## Excerpt
Holy smokes it is good to be back in the Flathead Valley! I’ve been on the road helping our good friends at Yeti put on the YETI Film Tour throughout the country but due to the ever evolving COVID-19, AKA Corona virus, AKA “The Rona” situation, the Yeti Film Tour is on hold and I find myself back in one of the most beautiful places on the planet, home. I’ve been fortunate to get out and fish several different pieces of water (moving and frozen) but only feel comfortable giving a report on the main stem of the Flathead.
Fishing this time of year is about quality over quantity. You aren’t going to “slay them bro” but you have a good chance at seeing a quality trout on it’s annual journey from Flathead Lake into the river systems to eventually spawn and that’s pretty cool. Water conditions are great with clear water and well defined winter holding water. At last check, the water temperature on the main stem has been creeping into the low 40’s and slowly rising each day. There have been quality fish caught on a variety of methods, including heavy nymphs fished deep under a bobber, swinging small streamers, and stripping streamers from a boat.

(Data for recognizing document structure)
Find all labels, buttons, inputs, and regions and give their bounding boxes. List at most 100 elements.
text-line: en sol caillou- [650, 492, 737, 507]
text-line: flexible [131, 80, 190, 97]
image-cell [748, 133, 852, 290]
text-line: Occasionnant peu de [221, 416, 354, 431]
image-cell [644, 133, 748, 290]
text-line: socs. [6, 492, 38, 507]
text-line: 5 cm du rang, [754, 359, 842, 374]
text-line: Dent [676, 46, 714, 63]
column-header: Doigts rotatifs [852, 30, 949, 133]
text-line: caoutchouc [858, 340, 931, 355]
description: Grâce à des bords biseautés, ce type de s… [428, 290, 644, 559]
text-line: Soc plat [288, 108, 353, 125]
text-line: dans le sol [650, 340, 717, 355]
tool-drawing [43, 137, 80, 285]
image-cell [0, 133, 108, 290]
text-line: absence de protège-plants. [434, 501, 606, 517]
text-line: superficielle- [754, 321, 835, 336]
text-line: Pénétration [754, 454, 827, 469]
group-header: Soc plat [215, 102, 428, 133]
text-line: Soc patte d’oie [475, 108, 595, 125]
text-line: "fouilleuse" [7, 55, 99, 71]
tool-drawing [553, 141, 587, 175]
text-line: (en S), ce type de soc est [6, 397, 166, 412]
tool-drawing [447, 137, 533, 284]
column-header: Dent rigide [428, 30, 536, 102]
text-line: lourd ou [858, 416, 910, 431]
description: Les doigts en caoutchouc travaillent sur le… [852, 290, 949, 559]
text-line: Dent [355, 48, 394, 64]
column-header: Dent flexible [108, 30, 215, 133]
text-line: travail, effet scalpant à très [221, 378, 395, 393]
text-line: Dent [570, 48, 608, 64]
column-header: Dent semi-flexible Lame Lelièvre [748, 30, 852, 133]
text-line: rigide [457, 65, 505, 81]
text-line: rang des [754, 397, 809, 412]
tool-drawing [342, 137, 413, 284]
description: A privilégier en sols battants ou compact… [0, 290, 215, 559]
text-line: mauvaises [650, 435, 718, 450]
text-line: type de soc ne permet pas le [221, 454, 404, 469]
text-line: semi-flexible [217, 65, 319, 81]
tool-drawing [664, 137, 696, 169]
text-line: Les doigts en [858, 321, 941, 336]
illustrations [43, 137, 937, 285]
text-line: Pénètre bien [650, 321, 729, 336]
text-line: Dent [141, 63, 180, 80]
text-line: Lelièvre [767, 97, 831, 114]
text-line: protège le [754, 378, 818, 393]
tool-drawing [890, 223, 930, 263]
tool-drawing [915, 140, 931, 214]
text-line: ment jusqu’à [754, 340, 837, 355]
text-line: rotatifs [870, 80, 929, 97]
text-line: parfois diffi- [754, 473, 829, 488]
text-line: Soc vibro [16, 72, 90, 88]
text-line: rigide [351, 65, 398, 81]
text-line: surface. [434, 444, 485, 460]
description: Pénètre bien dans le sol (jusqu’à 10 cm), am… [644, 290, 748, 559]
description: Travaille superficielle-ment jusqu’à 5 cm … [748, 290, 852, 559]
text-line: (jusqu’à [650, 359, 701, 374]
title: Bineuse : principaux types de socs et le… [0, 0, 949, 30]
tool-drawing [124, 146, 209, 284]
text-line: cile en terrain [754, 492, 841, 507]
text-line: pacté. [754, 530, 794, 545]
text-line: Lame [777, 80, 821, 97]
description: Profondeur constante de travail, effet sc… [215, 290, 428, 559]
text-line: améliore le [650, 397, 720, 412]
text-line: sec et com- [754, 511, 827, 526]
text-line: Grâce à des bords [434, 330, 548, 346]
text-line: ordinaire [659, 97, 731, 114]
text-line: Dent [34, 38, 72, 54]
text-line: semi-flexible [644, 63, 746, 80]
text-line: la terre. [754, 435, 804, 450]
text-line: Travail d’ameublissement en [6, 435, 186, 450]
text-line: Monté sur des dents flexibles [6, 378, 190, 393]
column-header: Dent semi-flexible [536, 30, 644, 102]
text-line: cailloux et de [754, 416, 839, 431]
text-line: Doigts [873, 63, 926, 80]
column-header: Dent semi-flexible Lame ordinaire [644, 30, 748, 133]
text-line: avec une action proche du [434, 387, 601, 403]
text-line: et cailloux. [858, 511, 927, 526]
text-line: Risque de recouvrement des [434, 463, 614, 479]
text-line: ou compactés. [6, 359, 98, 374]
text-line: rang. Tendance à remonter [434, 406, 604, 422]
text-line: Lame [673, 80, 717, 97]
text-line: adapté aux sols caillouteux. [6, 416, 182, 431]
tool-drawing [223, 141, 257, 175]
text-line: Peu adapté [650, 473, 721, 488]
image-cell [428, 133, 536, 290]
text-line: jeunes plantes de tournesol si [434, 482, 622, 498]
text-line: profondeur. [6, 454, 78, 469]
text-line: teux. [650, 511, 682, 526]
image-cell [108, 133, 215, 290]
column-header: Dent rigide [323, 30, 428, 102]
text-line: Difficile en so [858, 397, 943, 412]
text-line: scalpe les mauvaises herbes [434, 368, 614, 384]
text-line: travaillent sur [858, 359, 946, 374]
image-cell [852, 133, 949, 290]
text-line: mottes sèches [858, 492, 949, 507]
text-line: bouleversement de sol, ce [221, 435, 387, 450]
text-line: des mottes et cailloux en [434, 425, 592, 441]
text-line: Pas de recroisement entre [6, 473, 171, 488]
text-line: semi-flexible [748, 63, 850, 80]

## What to produce
Please write the next part of the Flathead fishing report, picking up after its last sentence. The entries are taken from a separate source.

## Exercise output
Effective nymphing rigs include brightly beaded stonefly and mayfly nymphs, as well as vibrant colored worms, mop flies, and other attractor nymphs. Keep your leaders long (9-12 ft) and taper down to smaller tippet (3x-5x), with two beaded flies and additional split shot if needed. The streamer bite has had its moments of glory and is a good option while moving to your next nymphing run or swinging through inside corners. Try small streamers in blacks, olives, yellows, and white. Your rate of sink and stripping techniques will vary due to the type of water you choose to fish.
The main stem has been more crowded than normal due to the circumstances pertaining to COVID-19. To some of us who are used to having the river to ourselves this time of year, it can be a little discouraging with the amount of people on the water but please be courteous to your fellow river users. We are going through “interesting times” and I predict that the local fishing pressure is going to be steady throughout the spring or until all the people with real jobs have to return to “the grind”. Be nice, keep the fish wet, and have fun out there!